Return each line holding the string "ylabel".
--- Records for processing ---
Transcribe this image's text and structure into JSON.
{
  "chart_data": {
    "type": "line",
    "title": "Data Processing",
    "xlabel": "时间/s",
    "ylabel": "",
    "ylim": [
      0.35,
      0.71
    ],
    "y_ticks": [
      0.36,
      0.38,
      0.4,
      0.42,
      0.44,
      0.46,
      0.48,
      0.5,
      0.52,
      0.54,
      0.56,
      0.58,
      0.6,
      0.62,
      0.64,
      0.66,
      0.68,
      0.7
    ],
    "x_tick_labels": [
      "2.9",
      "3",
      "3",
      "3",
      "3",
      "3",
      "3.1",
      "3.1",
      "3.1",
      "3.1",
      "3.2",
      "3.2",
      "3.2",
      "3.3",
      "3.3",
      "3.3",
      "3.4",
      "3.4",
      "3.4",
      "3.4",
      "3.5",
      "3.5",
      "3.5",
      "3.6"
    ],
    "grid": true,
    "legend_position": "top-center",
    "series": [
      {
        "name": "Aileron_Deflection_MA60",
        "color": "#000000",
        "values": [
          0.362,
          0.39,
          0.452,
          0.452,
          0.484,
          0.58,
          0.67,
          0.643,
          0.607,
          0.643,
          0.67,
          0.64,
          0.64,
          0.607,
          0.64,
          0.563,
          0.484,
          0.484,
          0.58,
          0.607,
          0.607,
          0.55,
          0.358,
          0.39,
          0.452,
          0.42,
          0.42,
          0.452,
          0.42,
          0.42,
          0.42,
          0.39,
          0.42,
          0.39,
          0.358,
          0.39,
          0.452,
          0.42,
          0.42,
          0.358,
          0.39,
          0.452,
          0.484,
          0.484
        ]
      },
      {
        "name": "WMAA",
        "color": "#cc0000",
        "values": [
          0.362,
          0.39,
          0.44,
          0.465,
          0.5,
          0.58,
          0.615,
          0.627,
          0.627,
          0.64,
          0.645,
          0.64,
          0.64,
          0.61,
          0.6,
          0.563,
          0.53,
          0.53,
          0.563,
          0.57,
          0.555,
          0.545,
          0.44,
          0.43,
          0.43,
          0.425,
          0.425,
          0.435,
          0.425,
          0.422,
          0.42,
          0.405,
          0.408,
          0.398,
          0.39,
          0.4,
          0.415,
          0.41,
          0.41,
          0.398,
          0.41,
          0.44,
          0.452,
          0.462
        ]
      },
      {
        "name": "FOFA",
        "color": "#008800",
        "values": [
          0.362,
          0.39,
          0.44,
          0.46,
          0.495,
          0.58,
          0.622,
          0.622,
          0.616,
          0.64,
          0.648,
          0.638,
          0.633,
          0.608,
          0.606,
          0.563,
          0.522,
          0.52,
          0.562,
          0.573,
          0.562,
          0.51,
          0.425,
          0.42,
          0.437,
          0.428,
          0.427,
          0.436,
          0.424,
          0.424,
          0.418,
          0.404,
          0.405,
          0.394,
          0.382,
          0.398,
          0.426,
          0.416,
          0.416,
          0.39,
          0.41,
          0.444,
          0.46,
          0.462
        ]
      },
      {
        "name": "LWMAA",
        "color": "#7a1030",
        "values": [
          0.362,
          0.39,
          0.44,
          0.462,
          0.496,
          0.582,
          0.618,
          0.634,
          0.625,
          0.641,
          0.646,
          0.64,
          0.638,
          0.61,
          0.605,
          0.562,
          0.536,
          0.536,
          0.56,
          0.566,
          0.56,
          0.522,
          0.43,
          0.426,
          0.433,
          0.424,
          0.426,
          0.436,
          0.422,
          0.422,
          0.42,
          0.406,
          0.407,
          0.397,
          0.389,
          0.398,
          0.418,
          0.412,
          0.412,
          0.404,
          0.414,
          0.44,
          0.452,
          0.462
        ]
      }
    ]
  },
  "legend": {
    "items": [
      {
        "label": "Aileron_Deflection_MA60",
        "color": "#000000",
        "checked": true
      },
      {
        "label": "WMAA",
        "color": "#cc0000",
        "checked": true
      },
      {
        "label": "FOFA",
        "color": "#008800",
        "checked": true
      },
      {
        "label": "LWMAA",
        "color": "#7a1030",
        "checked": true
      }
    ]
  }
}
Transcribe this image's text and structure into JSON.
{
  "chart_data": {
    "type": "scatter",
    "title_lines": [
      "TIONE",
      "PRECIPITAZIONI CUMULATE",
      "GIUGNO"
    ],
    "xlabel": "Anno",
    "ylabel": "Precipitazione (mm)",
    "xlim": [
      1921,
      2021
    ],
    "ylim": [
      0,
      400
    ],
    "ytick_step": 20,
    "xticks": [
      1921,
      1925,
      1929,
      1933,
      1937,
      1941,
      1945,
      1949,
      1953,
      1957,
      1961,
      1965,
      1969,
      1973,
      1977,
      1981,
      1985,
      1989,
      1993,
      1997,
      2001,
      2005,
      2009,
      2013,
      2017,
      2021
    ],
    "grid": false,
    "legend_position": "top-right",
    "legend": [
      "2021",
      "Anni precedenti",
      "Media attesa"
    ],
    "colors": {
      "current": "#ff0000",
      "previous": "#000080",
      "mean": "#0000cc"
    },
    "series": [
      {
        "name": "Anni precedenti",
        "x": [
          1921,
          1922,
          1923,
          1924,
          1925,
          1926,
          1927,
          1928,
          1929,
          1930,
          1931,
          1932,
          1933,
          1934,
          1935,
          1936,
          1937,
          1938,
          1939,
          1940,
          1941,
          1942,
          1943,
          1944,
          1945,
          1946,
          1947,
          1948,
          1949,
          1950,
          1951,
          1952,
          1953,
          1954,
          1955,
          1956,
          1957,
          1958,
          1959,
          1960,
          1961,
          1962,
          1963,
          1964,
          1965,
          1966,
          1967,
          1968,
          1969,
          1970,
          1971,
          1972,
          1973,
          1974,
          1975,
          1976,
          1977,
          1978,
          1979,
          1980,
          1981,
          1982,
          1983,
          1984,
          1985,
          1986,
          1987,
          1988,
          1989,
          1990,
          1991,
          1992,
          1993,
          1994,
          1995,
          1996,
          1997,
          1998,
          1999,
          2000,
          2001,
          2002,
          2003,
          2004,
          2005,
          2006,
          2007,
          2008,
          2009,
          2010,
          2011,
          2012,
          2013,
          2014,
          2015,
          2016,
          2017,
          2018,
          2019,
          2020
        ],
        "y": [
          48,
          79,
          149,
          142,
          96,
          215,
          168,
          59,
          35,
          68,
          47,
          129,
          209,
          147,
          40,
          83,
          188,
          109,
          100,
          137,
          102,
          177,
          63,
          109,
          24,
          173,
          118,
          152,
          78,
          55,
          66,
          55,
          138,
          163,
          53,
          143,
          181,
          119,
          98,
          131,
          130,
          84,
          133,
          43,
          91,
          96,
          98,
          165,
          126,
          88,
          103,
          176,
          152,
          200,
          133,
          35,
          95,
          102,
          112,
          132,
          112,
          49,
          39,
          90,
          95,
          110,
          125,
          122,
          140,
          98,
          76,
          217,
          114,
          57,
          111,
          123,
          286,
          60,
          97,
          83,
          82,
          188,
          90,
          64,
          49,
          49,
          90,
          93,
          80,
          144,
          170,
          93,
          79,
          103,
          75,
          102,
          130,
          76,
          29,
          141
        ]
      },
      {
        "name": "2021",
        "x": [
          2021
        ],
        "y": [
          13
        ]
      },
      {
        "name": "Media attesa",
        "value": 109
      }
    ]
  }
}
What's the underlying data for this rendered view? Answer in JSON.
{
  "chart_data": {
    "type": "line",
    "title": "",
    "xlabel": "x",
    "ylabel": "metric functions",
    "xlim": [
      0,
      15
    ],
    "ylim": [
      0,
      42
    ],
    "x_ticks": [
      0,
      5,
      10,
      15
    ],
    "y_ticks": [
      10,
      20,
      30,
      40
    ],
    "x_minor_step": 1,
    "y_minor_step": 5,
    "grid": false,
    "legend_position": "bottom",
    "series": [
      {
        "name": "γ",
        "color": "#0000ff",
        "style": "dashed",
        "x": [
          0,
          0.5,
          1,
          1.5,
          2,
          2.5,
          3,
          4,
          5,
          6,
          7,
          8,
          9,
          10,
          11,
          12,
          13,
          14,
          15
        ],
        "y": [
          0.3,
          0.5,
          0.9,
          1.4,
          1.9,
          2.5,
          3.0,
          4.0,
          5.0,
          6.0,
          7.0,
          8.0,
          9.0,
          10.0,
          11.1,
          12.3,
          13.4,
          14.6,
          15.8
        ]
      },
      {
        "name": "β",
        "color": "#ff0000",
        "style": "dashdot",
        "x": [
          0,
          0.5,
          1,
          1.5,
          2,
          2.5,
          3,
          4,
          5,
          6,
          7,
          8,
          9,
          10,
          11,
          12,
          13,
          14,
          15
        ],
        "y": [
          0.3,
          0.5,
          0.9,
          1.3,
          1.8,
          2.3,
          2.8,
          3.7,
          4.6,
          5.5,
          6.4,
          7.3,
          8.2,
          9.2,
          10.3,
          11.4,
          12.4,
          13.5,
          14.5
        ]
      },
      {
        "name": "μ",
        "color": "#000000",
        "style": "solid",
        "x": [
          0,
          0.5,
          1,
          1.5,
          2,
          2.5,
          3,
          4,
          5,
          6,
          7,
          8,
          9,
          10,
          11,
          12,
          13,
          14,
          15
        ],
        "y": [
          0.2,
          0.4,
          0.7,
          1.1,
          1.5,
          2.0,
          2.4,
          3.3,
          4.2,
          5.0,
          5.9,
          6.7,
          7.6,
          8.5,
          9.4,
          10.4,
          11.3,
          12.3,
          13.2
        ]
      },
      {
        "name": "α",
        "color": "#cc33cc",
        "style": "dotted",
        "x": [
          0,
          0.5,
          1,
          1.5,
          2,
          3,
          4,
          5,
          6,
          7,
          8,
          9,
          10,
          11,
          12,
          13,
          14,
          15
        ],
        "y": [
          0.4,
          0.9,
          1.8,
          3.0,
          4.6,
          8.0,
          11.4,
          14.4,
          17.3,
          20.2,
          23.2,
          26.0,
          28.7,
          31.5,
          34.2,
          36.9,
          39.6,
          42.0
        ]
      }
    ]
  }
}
---
▸ **Written answer**:
    "ylabel": "",
    "ylabel": "Precipitazione (mm)",
    "ylabel": "metric functions",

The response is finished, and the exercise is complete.